(RECORDS TO USE begins)
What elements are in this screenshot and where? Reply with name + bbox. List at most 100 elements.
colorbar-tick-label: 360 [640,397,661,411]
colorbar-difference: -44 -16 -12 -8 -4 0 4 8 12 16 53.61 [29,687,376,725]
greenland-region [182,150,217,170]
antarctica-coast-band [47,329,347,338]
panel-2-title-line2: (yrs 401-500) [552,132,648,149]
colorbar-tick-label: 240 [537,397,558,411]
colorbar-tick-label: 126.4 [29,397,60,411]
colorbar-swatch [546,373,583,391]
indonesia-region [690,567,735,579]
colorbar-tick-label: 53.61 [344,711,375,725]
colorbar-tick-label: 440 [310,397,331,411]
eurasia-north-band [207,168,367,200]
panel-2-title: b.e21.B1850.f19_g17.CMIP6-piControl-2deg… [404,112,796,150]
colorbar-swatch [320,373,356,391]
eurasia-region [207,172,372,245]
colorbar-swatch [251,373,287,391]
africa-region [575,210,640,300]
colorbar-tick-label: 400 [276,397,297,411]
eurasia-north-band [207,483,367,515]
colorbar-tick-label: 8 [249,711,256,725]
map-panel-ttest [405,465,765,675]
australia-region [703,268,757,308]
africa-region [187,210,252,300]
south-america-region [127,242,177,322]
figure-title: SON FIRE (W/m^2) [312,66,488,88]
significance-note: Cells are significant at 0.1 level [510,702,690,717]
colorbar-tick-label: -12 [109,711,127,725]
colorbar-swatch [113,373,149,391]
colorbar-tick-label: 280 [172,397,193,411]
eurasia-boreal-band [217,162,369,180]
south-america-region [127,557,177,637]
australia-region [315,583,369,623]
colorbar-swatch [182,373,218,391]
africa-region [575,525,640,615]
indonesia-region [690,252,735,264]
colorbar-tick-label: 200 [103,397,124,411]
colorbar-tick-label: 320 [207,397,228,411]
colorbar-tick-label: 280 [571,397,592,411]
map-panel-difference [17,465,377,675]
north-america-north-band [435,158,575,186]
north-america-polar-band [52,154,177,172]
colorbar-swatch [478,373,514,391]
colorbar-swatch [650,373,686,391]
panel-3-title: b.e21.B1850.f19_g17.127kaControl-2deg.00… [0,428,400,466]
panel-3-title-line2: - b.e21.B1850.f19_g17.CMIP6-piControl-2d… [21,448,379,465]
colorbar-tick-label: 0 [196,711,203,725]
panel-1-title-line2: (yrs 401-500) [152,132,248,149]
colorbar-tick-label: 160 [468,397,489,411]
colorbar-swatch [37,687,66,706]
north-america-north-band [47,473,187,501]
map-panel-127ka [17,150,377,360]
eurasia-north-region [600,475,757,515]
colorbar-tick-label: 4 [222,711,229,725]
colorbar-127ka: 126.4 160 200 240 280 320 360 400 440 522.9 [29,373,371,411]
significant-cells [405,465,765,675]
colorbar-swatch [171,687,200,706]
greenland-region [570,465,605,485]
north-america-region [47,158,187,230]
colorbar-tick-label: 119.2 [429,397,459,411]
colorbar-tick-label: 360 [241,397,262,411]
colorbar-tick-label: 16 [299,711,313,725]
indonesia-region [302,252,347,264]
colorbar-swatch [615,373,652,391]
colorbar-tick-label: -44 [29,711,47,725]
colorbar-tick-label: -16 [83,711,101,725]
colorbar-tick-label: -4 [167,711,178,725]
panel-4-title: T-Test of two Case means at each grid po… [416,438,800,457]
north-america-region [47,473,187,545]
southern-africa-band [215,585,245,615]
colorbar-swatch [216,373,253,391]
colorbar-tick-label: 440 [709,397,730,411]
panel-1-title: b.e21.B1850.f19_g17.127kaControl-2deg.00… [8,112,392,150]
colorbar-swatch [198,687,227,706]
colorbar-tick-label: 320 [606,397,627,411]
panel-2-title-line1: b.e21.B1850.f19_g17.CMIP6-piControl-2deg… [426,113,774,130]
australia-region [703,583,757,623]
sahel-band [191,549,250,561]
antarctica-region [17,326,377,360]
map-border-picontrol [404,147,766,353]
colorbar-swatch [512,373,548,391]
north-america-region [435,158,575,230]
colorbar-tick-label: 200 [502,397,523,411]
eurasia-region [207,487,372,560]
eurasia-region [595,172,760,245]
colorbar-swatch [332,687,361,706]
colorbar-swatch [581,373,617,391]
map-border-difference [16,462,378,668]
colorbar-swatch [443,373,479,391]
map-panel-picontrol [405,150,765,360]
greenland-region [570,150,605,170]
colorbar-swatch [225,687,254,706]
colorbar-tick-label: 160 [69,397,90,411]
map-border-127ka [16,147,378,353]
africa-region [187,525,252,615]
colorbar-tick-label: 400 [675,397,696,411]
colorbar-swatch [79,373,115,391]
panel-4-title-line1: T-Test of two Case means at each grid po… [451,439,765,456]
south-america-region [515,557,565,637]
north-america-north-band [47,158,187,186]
(RECORDS TO USE ends)
• WHAT IS EXPECTED
Write out each line of the data above again, exactly as given.

• WORKED SOLUTION
What elements are in this screenshot and where? Reply with name + bbox. List at most 100 elements.
colorbar-tick-label: 360 [640,397,661,411]
colorbar-difference: -44 -16 -12 -8 -4 0 4 8 12 16 53.61 [29,687,376,725]
greenland-region [182,150,217,170]
antarctica-coast-band [47,329,347,338]
panel-2-title-line2: (yrs 401-500) [552,132,648,149]
colorbar-tick-label: 240 [537,397,558,411]
colorbar-tick-label: 126.4 [29,397,60,411]
colorbar-swatch [546,373,583,391]
indonesia-region [690,567,735,579]
colorbar-tick-label: 53.61 [344,711,375,725]
colorbar-tick-label: 440 [310,397,331,411]
eurasia-north-band [207,168,367,200]
panel-2-title: b.e21.B1850.f19_g17.CMIP6-piControl-2deg… [404,112,796,150]
colorbar-swatch [320,373,356,391]
eurasia-region [207,172,372,245]
colorbar-swatch [251,373,287,391]
africa-region [575,210,640,300]
colorbar-tick-label: 400 [276,397,297,411]
eurasia-north-band [207,483,367,515]
colorbar-tick-label: 8 [249,711,256,725]
map-panel-ttest [405,465,765,675]
australia-region [703,268,757,308]
africa-region [187,210,252,300]
south-america-region [127,242,177,322]
figure-title: SON FIRE (W/m^2) [312,66,488,88]
significance-note: Cells are significant at 0.1 level [510,702,690,717]
colorbar-tick-label: -12 [109,711,127,725]
colorbar-swatch [113,373,149,391]
colorbar-tick-label: 280 [172,397,193,411]
eurasia-boreal-band [217,162,369,180]
south-america-region [127,557,177,637]
australia-region [315,583,369,623]
colorbar-swatch [182,373,218,391]
africa-region [575,525,640,615]
indonesia-region [690,252,735,264]
colorbar-tick-label: 200 [103,397,124,411]
colorbar-tick-label: 320 [207,397,228,411]
colorbar-tick-label: 280 [571,397,592,411]
map-panel-difference [17,465,377,675]
north-america-north-band [435,158,575,186]
north-america-polar-band [52,154,177,172]
colorbar-swatch [478,373,514,391]
colorbar-swatch [650,373,686,391]
panel-3-title: b.e21.B1850.f19_g17.127kaControl-2deg.00… [0,428,400,466]
panel-3-title-line2: - b.e21.B1850.f19_g17.CMIP6-piControl-2d… [21,448,379,465]
colorbar-tick-label: 0 [196,711,203,725]
panel-1-title-line2: (yrs 401-500) [152,132,248,149]
colorbar-tick-label: 160 [468,397,489,411]
colorbar-swatch [37,687,66,706]
north-america-north-band [47,473,187,501]
map-panel-127ka [17,150,377,360]
eurasia-north-region [600,475,757,515]
colorbar-tick-label: 4 [222,711,229,725]
colorbar-127ka: 126.4 160 200 240 280 320 360 400 440 522.9 [29,373,371,411]
significant-cells [405,465,765,675]
colorbar-swatch [171,687,200,706]
greenland-region [570,465,605,485]
north-america-region [47,158,187,230]
colorbar-tick-label: 119.2 [429,397,459,411]
colorbar-tick-label: 360 [241,397,262,411]
colorbar-tick-label: 16 [299,711,313,725]
indonesia-region [302,252,347,264]
colorbar-swatch [615,373,652,391]
colorbar-tick-label: -44 [29,711,47,725]
colorbar-tick-label: -16 [83,711,101,725]
colorbar-tick-label: -4 [167,711,178,725]
panel-4-title: T-Test of two Case means at each grid po… [416,438,800,457]
north-america-region [47,473,187,545]
southern-africa-band [215,585,245,615]
colorbar-swatch [216,373,253,391]
colorbar-tick-label: 440 [709,397,730,411]
panel-1-title: b.e21.B1850.f19_g17.127kaControl-2deg.00… [8,112,392,150]
colorbar-swatch [198,687,227,706]
colorbar-tick-label: 320 [606,397,627,411]
panel-2-title-line1: b.e21.B1850.f19_g17.CMIP6-piControl-2deg… [426,113,774,130]
australia-region [703,583,757,623]
sahel-band [191,549,250,561]
antarctica-region [17,326,377,360]
map-border-picontrol [404,147,766,353]
colorbar-swatch [512,373,548,391]
north-america-region [435,158,575,230]
colorbar-tick-label: 200 [502,397,523,411]
eurasia-region [207,487,372,560]
eurasia-region [595,172,760,245]
colorbar-swatch [332,687,361,706]
colorbar-swatch [581,373,617,391]
map-border-difference [16,462,378,668]
colorbar-swatch [443,373,479,391]
map-panel-picontrol [405,150,765,360]
greenland-region [570,150,605,170]
colorbar-swatch [225,687,254,706]
colorbar-tick-label: 160 [69,397,90,411]
map-border-127ka [16,147,378,353]
africa-region [187,525,252,615]
colorbar-tick-label: 400 [675,397,696,411]
colorbar-swatch [79,373,115,391]
panel-4-title-line1: T-Test of two Case means at each grid po… [451,439,765,456]
south-america-region [515,557,565,637]
north-america-north-band [47,158,187,186]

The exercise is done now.